**REQUIRED WORK**:
Copy out the records precisely, omitting pictures.

## Start INPUT RECORDS

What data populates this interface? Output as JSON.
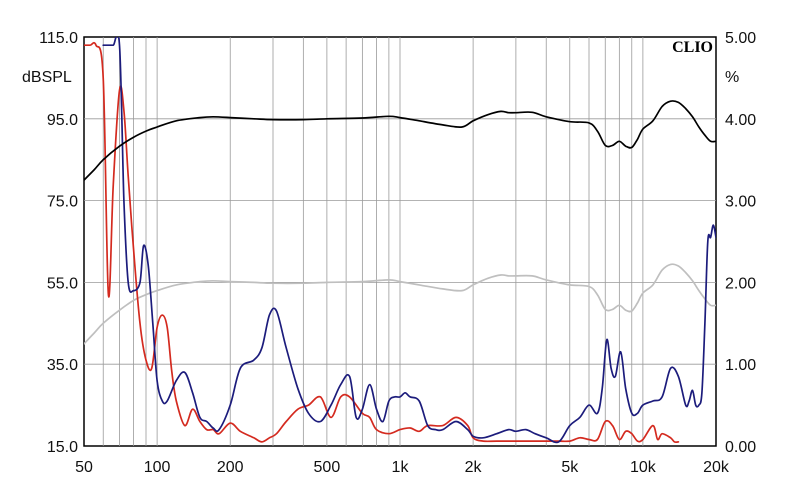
{
  "chart_data": {
    "type": "line",
    "title": "",
    "brand": "CLIO",
    "xlabel": "",
    "ylabel": "dBSPL",
    "y2label": "%",
    "x_scale": "log",
    "xlim": [
      50,
      20000
    ],
    "ylim": [
      15,
      115
    ],
    "y2lim": [
      0,
      5
    ],
    "grid": true,
    "x_ticks": [
      50,
      100,
      200,
      500,
      1000,
      2000,
      5000,
      10000,
      20000
    ],
    "x_tick_labels": [
      "50",
      "100",
      "200",
      "500",
      "1k",
      "2k",
      "5k",
      "10k",
      "20k"
    ],
    "y_ticks": [
      15,
      35,
      55,
      75,
      95,
      115
    ],
    "y_tick_labels": [
      "15.0",
      "35.0",
      "55.0",
      "75.0",
      "95.0",
      "115.0"
    ],
    "y2_ticks": [
      0,
      1,
      2,
      3,
      4,
      5
    ],
    "y2_tick_labels": [
      "0.00",
      "1.00",
      "2.00",
      "3.00",
      "4.00",
      "5.00"
    ],
    "series": [
      {
        "axis": "left",
        "color": "#000000",
        "x": [
          50,
          55,
          60,
          70,
          80,
          90,
          100,
          120,
          150,
          170,
          200,
          250,
          300,
          400,
          500,
          700,
          900,
          1000,
          1200,
          1500,
          1800,
          2000,
          2300,
          2600,
          2800,
          3000,
          3500,
          4000,
          5000,
          6000,
          6500,
          7000,
          7500,
          8000,
          8500,
          9000,
          9500,
          10000,
          11000,
          12000,
          13000,
          14000,
          15000,
          16000,
          17000,
          18000,
          19000,
          20000
        ],
        "y": [
          80,
          82.5,
          85,
          88.3,
          90.5,
          92,
          93,
          94.5,
          95.3,
          95.5,
          95.3,
          95,
          94.8,
          94.8,
          95,
          95.2,
          95.6,
          95.3,
          94.5,
          93.5,
          93,
          94.5,
          96,
          96.8,
          96.5,
          96.5,
          96.6,
          95.5,
          94.3,
          94,
          92,
          88.5,
          88.5,
          89.5,
          88.3,
          88,
          90,
          92.5,
          94.5,
          98,
          99.3,
          99,
          97.5,
          95.5,
          93,
          91,
          89.5,
          89.5
        ]
      },
      {
        "axis": "right",
        "color": "#bfbfbf",
        "x": [
          50,
          55,
          60,
          70,
          80,
          90,
          100,
          120,
          150,
          170,
          200,
          250,
          300,
          400,
          500,
          700,
          900,
          1000,
          1200,
          1500,
          1800,
          2000,
          2300,
          2600,
          2800,
          3000,
          3500,
          4000,
          5000,
          6000,
          6500,
          7000,
          7500,
          8000,
          8500,
          9000,
          9500,
          10000,
          11000,
          12000,
          13000,
          14000,
          15000,
          16000,
          17000,
          18000,
          19000,
          20000
        ],
        "y": [
          1.25,
          1.38,
          1.5,
          1.66,
          1.78,
          1.85,
          1.9,
          1.97,
          2.01,
          2.02,
          2.01,
          2.0,
          1.99,
          1.99,
          2.0,
          2.01,
          2.03,
          2.01,
          1.97,
          1.92,
          1.9,
          1.97,
          2.05,
          2.09,
          2.08,
          2.08,
          2.08,
          2.03,
          1.97,
          1.95,
          1.85,
          1.67,
          1.67,
          1.72,
          1.66,
          1.65,
          1.75,
          1.87,
          1.97,
          2.15,
          2.22,
          2.2,
          2.12,
          2.02,
          1.9,
          1.8,
          1.72,
          1.72
        ]
      },
      {
        "axis": "right",
        "color": "#1c1c7c",
        "x": [
          60,
          63,
          66,
          70,
          73,
          76,
          80,
          85,
          88,
          92,
          96,
          100,
          105,
          110,
          120,
          130,
          140,
          150,
          160,
          170,
          180,
          200,
          220,
          250,
          270,
          290,
          310,
          340,
          380,
          420,
          470,
          520,
          570,
          620,
          660,
          700,
          750,
          800,
          850,
          900,
          950,
          1000,
          1050,
          1100,
          1200,
          1300,
          1400,
          1500,
          1700,
          1900,
          2000,
          2200,
          2500,
          2800,
          3000,
          3300,
          3600,
          4000,
          4500,
          5000,
          5500,
          6000,
          6500,
          6800,
          7100,
          7400,
          7700,
          8100,
          8500,
          9000,
          9500,
          10000,
          11000,
          12000,
          13000,
          14000,
          15000,
          15500,
          16000,
          16500,
          17000,
          17500,
          18000,
          18500,
          19000,
          19500,
          20000
        ],
        "y": [
          4.9,
          4.9,
          4.9,
          4.9,
          3.0,
          2.0,
          1.9,
          2.0,
          2.45,
          2.2,
          1.5,
          0.8,
          0.55,
          0.55,
          0.8,
          0.9,
          0.65,
          0.35,
          0.3,
          0.22,
          0.2,
          0.5,
          0.95,
          1.05,
          1.2,
          1.6,
          1.65,
          1.2,
          0.7,
          0.4,
          0.3,
          0.5,
          0.75,
          0.85,
          0.35,
          0.45,
          0.75,
          0.45,
          0.3,
          0.55,
          0.6,
          0.6,
          0.65,
          0.6,
          0.55,
          0.25,
          0.2,
          0.2,
          0.3,
          0.2,
          0.12,
          0.1,
          0.15,
          0.2,
          0.18,
          0.2,
          0.15,
          0.1,
          0.05,
          0.25,
          0.35,
          0.5,
          0.4,
          0.7,
          1.3,
          0.95,
          0.85,
          1.15,
          0.7,
          0.4,
          0.4,
          0.5,
          0.55,
          0.6,
          0.95,
          0.85,
          0.5,
          0.55,
          0.68,
          0.5,
          0.5,
          0.65,
          1.5,
          2.5,
          2.55,
          2.7,
          2.55
        ]
      },
      {
        "axis": "right",
        "color": "#d42a1f",
        "x": [
          50,
          53,
          56,
          60,
          63,
          66,
          70,
          73,
          76,
          80,
          85,
          90,
          95,
          100,
          105,
          110,
          115,
          120,
          130,
          140,
          150,
          160,
          170,
          180,
          200,
          220,
          250,
          270,
          290,
          310,
          340,
          380,
          420,
          470,
          520,
          570,
          620,
          700,
          750,
          800,
          900,
          1000,
          1100,
          1200,
          1300,
          1500,
          1700,
          1900,
          2000,
          2200,
          2500,
          3000,
          3500,
          4000,
          4500,
          5000,
          5500,
          6000,
          6500,
          7000,
          7500,
          8000,
          8500,
          9000,
          9500,
          10000,
          11000,
          11500,
          12000,
          13000,
          13500,
          14000
        ],
        "y": [
          4.9,
          4.9,
          4.9,
          4.5,
          1.85,
          3.2,
          4.35,
          4.1,
          3.3,
          2.4,
          1.5,
          1.05,
          0.95,
          1.45,
          1.6,
          1.45,
          0.9,
          0.55,
          0.25,
          0.45,
          0.3,
          0.2,
          0.2,
          0.15,
          0.28,
          0.18,
          0.1,
          0.05,
          0.1,
          0.15,
          0.3,
          0.45,
          0.5,
          0.6,
          0.35,
          0.6,
          0.6,
          0.4,
          0.35,
          0.2,
          0.15,
          0.2,
          0.22,
          0.18,
          0.25,
          0.25,
          0.35,
          0.25,
          0.1,
          0.06,
          0.06,
          0.06,
          0.06,
          0.06,
          0.06,
          0.06,
          0.1,
          0.08,
          0.08,
          0.3,
          0.25,
          0.08,
          0.18,
          0.15,
          0.06,
          0.08,
          0.25,
          0.08,
          0.15,
          0.1,
          0.05,
          0.05
        ]
      }
    ]
  }
}
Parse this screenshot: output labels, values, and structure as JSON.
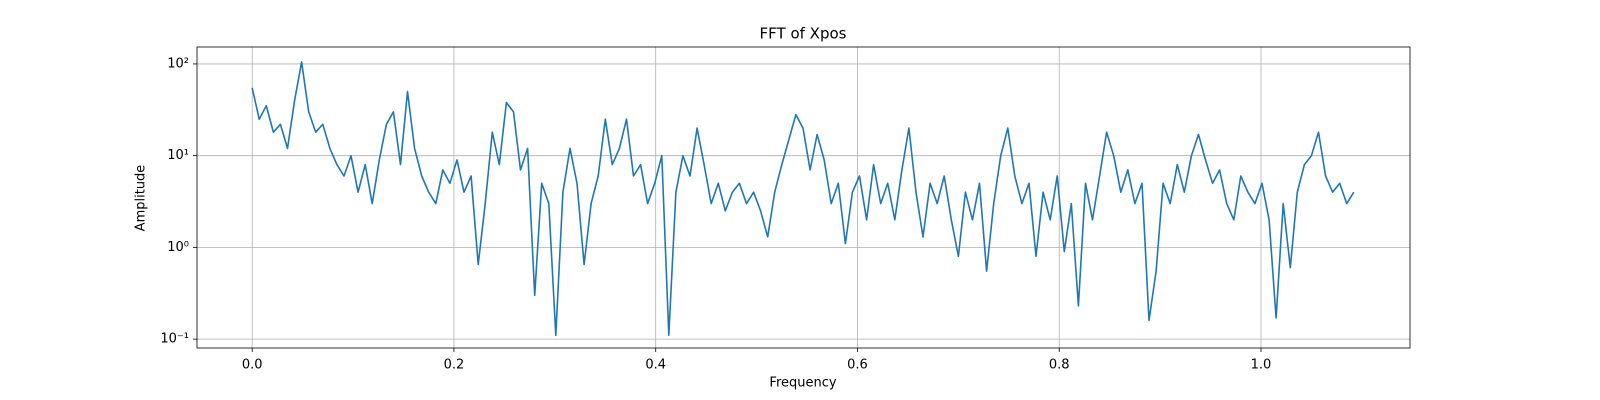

## End INPUT RECORDS

**EXERCISE SOLUTION**:
What data populates this interface? Output as JSON.
{
  "chart_data": {
    "type": "line",
    "title": "",
    "brand": "CLIO",
    "xlabel": "",
    "ylabel": "dBSPL",
    "y2label": "%",
    "x_scale": "log",
    "xlim": [
      50,
      20000
    ],
    "ylim": [
      15,
      115
    ],
    "y2lim": [
      0,
      5
    ],
    "grid": true,
    "x_ticks": [
      50,
      100,
      200,
      500,
      1000,
      2000,
      5000,
      10000,
      20000
    ],
    "x_tick_labels": [
      "50",
      "100",
      "200",
      "500",
      "1k",
      "2k",
      "5k",
      "10k",
      "20k"
    ],
    "y_ticks": [
      15,
      35,
      55,
      75,
      95,
      115
    ],
    "y_tick_labels": [
      "15.0",
      "35.0",
      "55.0",
      "75.0",
      "95.0",
      "115.0"
    ],
    "y2_ticks": [
      0,
      1,
      2,
      3,
      4,
      5
    ],
    "y2_tick_labels": [
      "0.00",
      "1.00",
      "2.00",
      "3.00",
      "4.00",
      "5.00"
    ],
    "series": [
      {
        "axis": "left",
        "color": "#000000",
        "x": [
          50,
          55,
          60,
          70,
          80,
          90,
          100,
          120,
          150,
          170,
          200,
          250,
          300,
          400,
          500,
          700,
          900,
          1000,
          1200,
          1500,
          1800,
          2000,
          2300,
          2600,
          2800,
          3000,
          3500,
          4000,
          5000,
          6000,
          6500,
          7000,
          7500,
          8000,
          8500,
          9000,
          9500,
          10000,
          11000,
          12000,
          13000,
          14000,
          15000,
          16000,
          17000,
          18000,
          19000,
          20000
        ],
        "y": [
          80,
          82.5,
          85,
          88.3,
          90.5,
          92,
          93,
          94.5,
          95.3,
          95.5,
          95.3,
          95,
          94.8,
          94.8,
          95,
          95.2,
          95.6,
          95.3,
          94.5,
          93.5,
          93,
          94.5,
          96,
          96.8,
          96.5,
          96.5,
          96.6,
          95.5,
          94.3,
          94,
          92,
          88.5,
          88.5,
          89.5,
          88.3,
          88,
          90,
          92.5,
          94.5,
          98,
          99.3,
          99,
          97.5,
          95.5,
          93,
          91,
          89.5,
          89.5
        ]
      },
      {
        "axis": "right",
        "color": "#bfbfbf",
        "x": [
          50,
          55,
          60,
          70,
          80,
          90,
          100,
          120,
          150,
          170,
          200,
          250,
          300,
          400,
          500,
          700,
          900,
          1000,
          1200,
          1500,
          1800,
          2000,
          2300,
          2600,
          2800,
          3000,
          3500,
          4000,
          5000,
          6000,
          6500,
          7000,
          7500,
          8000,
          8500,
          9000,
          9500,
          10000,
          11000,
          12000,
          13000,
          14000,
          15000,
          16000,
          17000,
          18000,
          19000,
          20000
        ],
        "y": [
          1.25,
          1.38,
          1.5,
          1.66,
          1.78,
          1.85,
          1.9,
          1.97,
          2.01,
          2.02,
          2.01,
          2.0,
          1.99,
          1.99,
          2.0,
          2.01,
          2.03,
          2.01,
          1.97,
          1.92,
          1.9,
          1.97,
          2.05,
          2.09,
          2.08,
          2.08,
          2.08,
          2.03,
          1.97,
          1.95,
          1.85,
          1.67,
          1.67,
          1.72,
          1.66,
          1.65,
          1.75,
          1.87,
          1.97,
          2.15,
          2.22,
          2.2,
          2.12,
          2.02,
          1.9,
          1.8,
          1.72,
          1.72
        ]
      },
      {
        "axis": "right",
        "color": "#1c1c7c",
        "x": [
          60,
          63,
          66,
          70,
          73,
          76,
          80,
          85,
          88,
          92,
          96,
          100,
          105,
          110,
          120,
          130,
          140,
          150,
          160,
          170,
          180,
          200,
          220,
          250,
          270,
          290,
          310,
          340,
          380,
          420,
          470,
          520,
          570,
          620,
          660,
          700,
          750,
          800,
          850,
          900,
          950,
          1000,
          1050,
          1100,
          1200,
          1300,
          1400,
          1500,
          1700,
          1900,
          2000,
          2200,
          2500,
          2800,
          3000,
          3300,
          3600,
          4000,
          4500,
          5000,
          5500,
          6000,
          6500,
          6800,
          7100,
          7400,
          7700,
          8100,
          8500,
          9000,
          9500,
          10000,
          11000,
          12000,
          13000,
          14000,
          15000,
          15500,
          16000,
          16500,
          17000,
          17500,
          18000,
          18500,
          19000,
          19500,
          20000
        ],
        "y": [
          4.9,
          4.9,
          4.9,
          4.9,
          3.0,
          2.0,
          1.9,
          2.0,
          2.45,
          2.2,
          1.5,
          0.8,
          0.55,
          0.55,
          0.8,
          0.9,
          0.65,
          0.35,
          0.3,
          0.22,
          0.2,
          0.5,
          0.95,
          1.05,
          1.2,
          1.6,
          1.65,
          1.2,
          0.7,
          0.4,
          0.3,
          0.5,
          0.75,
          0.85,
          0.35,
          0.45,
          0.75,
          0.45,
          0.3,
          0.55,
          0.6,
          0.6,
          0.65,
          0.6,
          0.55,
          0.25,
          0.2,
          0.2,
          0.3,
          0.2,
          0.12,
          0.1,
          0.15,
          0.2,
          0.18,
          0.2,
          0.15,
          0.1,
          0.05,
          0.25,
          0.35,
          0.5,
          0.4,
          0.7,
          1.3,
          0.95,
          0.85,
          1.15,
          0.7,
          0.4,
          0.4,
          0.5,
          0.55,
          0.6,
          0.95,
          0.85,
          0.5,
          0.55,
          0.68,
          0.5,
          0.5,
          0.65,
          1.5,
          2.5,
          2.55,
          2.7,
          2.55
        ]
      },
      {
        "axis": "right",
        "color": "#d42a1f",
        "x": [
          50,
          53,
          56,
          60,
          63,
          66,
          70,
          73,
          76,
          80,
          85,
          90,
          95,
          100,
          105,
          110,
          115,
          120,
          130,
          140,
          150,
          160,
          170,
          180,
          200,
          220,
          250,
          270,
          290,
          310,
          340,
          380,
          420,
          470,
          520,
          570,
          620,
          700,
          750,
          800,
          900,
          1000,
          1100,
          1200,
          1300,
          1500,
          1700,
          1900,
          2000,
          2200,
          2500,
          3000,
          3500,
          4000,
          4500,
          5000,
          5500,
          6000,
          6500,
          7000,
          7500,
          8000,
          8500,
          9000,
          9500,
          10000,
          11000,
          11500,
          12000,
          13000,
          13500,
          14000
        ],
        "y": [
          4.9,
          4.9,
          4.9,
          4.5,
          1.85,
          3.2,
          4.35,
          4.1,
          3.3,
          2.4,
          1.5,
          1.05,
          0.95,
          1.45,
          1.6,
          1.45,
          0.9,
          0.55,
          0.25,
          0.45,
          0.3,
          0.2,
          0.2,
          0.15,
          0.28,
          0.18,
          0.1,
          0.05,
          0.1,
          0.15,
          0.3,
          0.45,
          0.5,
          0.6,
          0.35,
          0.6,
          0.6,
          0.4,
          0.35,
          0.2,
          0.15,
          0.2,
          0.22,
          0.18,
          0.25,
          0.25,
          0.35,
          0.25,
          0.1,
          0.06,
          0.06,
          0.06,
          0.06,
          0.06,
          0.06,
          0.06,
          0.1,
          0.08,
          0.08,
          0.3,
          0.25,
          0.08,
          0.18,
          0.15,
          0.06,
          0.08,
          0.25,
          0.08,
          0.15,
          0.1,
          0.05,
          0.05
        ]
      }
    ]
  }
}
Parse this screenshot: output labels, values, and structure as JSON.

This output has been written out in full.